§ **Stated exercise**: Output every entry exactly as given.

§ **Stored entries**:
......

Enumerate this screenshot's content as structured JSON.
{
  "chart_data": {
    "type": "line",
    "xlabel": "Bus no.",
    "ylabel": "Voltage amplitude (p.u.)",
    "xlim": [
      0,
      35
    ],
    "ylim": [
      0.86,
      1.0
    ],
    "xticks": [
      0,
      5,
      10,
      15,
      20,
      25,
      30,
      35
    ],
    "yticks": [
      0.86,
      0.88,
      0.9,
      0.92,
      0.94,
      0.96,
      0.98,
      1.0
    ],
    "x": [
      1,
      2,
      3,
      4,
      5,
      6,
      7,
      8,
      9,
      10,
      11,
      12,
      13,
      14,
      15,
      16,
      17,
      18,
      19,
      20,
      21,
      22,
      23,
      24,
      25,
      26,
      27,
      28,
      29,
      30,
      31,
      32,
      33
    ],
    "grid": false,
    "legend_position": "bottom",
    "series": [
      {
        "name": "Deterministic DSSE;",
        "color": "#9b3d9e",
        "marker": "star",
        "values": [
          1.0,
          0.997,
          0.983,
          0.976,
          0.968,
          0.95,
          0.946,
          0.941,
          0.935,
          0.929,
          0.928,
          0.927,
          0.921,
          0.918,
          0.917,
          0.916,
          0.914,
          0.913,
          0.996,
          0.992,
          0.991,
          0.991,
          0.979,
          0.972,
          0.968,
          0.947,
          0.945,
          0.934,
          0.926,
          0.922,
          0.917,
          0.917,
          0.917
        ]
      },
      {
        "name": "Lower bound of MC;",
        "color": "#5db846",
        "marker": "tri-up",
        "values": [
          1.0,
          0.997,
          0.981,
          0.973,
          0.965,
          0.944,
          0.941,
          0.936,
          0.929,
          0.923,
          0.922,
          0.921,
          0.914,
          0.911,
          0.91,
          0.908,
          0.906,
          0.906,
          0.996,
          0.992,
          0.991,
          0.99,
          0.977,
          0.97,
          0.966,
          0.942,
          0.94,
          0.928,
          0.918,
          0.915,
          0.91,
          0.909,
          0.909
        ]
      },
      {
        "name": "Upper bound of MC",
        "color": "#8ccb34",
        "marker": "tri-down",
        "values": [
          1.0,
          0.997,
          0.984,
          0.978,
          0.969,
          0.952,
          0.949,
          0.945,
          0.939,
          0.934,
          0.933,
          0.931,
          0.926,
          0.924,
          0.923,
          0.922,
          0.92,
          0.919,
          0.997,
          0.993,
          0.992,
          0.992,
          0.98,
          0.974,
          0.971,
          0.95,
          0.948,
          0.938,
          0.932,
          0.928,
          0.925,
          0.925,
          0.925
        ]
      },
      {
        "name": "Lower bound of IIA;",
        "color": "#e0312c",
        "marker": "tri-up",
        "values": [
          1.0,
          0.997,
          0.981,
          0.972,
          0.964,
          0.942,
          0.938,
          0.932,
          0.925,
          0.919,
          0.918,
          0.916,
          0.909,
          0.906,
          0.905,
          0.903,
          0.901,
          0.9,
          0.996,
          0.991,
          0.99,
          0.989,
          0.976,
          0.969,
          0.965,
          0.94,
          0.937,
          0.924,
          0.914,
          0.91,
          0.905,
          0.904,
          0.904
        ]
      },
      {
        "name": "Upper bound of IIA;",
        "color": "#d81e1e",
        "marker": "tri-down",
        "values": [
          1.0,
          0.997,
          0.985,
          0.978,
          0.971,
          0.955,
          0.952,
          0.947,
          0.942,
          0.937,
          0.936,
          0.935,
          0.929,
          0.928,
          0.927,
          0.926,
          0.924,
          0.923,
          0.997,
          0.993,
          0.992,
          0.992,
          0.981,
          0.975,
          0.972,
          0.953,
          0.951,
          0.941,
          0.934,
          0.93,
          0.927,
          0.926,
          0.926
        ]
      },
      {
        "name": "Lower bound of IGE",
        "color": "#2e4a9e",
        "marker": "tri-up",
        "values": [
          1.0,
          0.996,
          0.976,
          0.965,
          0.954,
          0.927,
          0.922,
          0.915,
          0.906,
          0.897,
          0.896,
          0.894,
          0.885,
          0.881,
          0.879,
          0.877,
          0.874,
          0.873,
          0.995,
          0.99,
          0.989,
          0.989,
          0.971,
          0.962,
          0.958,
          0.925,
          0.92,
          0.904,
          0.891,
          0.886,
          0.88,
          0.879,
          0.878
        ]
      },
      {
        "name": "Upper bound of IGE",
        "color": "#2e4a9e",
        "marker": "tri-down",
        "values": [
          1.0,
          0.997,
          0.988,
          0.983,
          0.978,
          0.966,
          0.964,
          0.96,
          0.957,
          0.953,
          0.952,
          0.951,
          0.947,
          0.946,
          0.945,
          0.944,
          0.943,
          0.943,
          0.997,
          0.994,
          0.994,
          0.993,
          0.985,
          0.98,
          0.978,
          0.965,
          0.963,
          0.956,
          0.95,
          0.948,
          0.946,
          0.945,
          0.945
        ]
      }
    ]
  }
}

......

§ **Reply to the task**:
Enumerate this screenshot's content as structured JSON.
{
  "chart_data": {
    "type": "line",
    "xlabel": "Bus no.",
    "ylabel": "Voltage amplitude (p.u.)",
    "xlim": [
      0,
      35
    ],
    "ylim": [
      0.86,
      1.0
    ],
    "xticks": [
      0,
      5,
      10,
      15,
      20,
      25,
      30,
      35
    ],
    "yticks": [
      0.86,
      0.88,
      0.9,
      0.92,
      0.94,
      0.96,
      0.98,
      1.0
    ],
    "x": [
      1,
      2,
      3,
      4,
      5,
      6,
      7,
      8,
      9,
      10,
      11,
      12,
      13,
      14,
      15,
      16,
      17,
      18,
      19,
      20,
      21,
      22,
      23,
      24,
      25,
      26,
      27,
      28,
      29,
      30,
      31,
      32,
      33
    ],
    "grid": false,
    "legend_position": "bottom",
    "series": [
      {
        "name": "Deterministic DSSE;",
        "color": "#9b3d9e",
        "marker": "star",
        "values": [
          1.0,
          0.997,
          0.983,
          0.976,
          0.968,
          0.95,
          0.946,
          0.941,
          0.935,
          0.929,
          0.928,
          0.927,
          0.921,
          0.918,
          0.917,
          0.916,
          0.914,
          0.913,
          0.996,
          0.992,
          0.991,
          0.991,
          0.979,
          0.972,
          0.968,
          0.947,
          0.945,
          0.934,
          0.926,
          0.922,
          0.917,
          0.917,
          0.917
        ]
      },
      {
        "name": "Lower bound of MC;",
        "color": "#5db846",
        "marker": "tri-up",
        "values": [
          1.0,
          0.997,
          0.981,
          0.973,
          0.965,
          0.944,
          0.941,
          0.936,
          0.929,
          0.923,
          0.922,
          0.921,
          0.914,
          0.911,
          0.91,
          0.908,
          0.906,
          0.906,
          0.996,
          0.992,
          0.991,
          0.99,
          0.977,
          0.97,
          0.966,
          0.942,
          0.94,
          0.928,
          0.918,
          0.915,
          0.91,
          0.909,
          0.909
        ]
      },
      {
        "name": "Upper bound of MC",
        "color": "#8ccb34",
        "marker": "tri-down",
        "values": [
          1.0,
          0.997,
          0.984,
          0.978,
          0.969,
          0.952,
          0.949,
          0.945,
          0.939,
          0.934,
          0.933,
          0.931,
          0.926,
          0.924,
          0.923,
          0.922,
          0.92,
          0.919,
          0.997,
          0.993,
          0.992,
          0.992,
          0.98,
          0.974,
          0.971,
          0.95,
          0.948,
          0.938,
          0.932,
          0.928,
          0.925,
          0.925,
          0.925
        ]
      },
      {
        "name": "Lower bound of IIA;",
        "color": "#e0312c",
        "marker": "tri-up",
        "values": [
          1.0,
          0.997,
          0.981,
          0.972,
          0.964,
          0.942,
          0.938,
          0.932,
          0.925,
          0.919,
          0.918,
          0.916,
          0.909,
          0.906,
          0.905,
          0.903,
          0.901,
          0.9,
          0.996,
          0.991,
          0.99,
          0.989,
          0.976,
          0.969,
          0.965,
          0.94,
          0.937,
          0.924,
          0.914,
          0.91,
          0.905,
          0.904,
          0.904
        ]
      },
      {
        "name": "Upper bound of IIA;",
        "color": "#d81e1e",
        "marker": "tri-down",
        "values": [
          1.0,
          0.997,
          0.985,
          0.978,
          0.971,
          0.955,
          0.952,
          0.947,
          0.942,
          0.937,
          0.936,
          0.935,
          0.929,
          0.928,
          0.927,
          0.926,
          0.924,
          0.923,
          0.997,
          0.993,
          0.992,
          0.992,
          0.981,
          0.975,
          0.972,
          0.953,
          0.951,
          0.941,
          0.934,
          0.93,
          0.927,
          0.926,
          0.926
        ]
      },
      {
        "name": "Lower bound of IGE",
        "color": "#2e4a9e",
        "marker": "tri-up",
        "values": [
          1.0,
          0.996,
          0.976,
          0.965,
          0.954,
          0.927,
          0.922,
          0.915,
          0.906,
          0.897,
          0.896,
          0.894,
          0.885,
          0.881,
          0.879,
          0.877,
          0.874,
          0.873,
          0.995,
          0.99,
          0.989,
          0.989,
          0.971,
          0.962,
          0.958,
          0.925,
          0.92,
          0.904,
          0.891,
          0.886,
          0.88,
          0.879,
          0.878
        ]
      },
      {
        "name": "Upper bound of IGE",
        "color": "#2e4a9e",
        "marker": "tri-down",
        "values": [
          1.0,
          0.997,
          0.988,
          0.983,
          0.978,
          0.966,
          0.964,
          0.96,
          0.957,
          0.953,
          0.952,
          0.951,
          0.947,
          0.946,
          0.945,
          0.944,
          0.943,
          0.943,
          0.997,
          0.994,
          0.994,
          0.993,
          0.985,
          0.98,
          0.978,
          0.965,
          0.963,
          0.956,
          0.95,
          0.948,
          0.946,
          0.945,
          0.945
        ]
      }
    ]
  }
}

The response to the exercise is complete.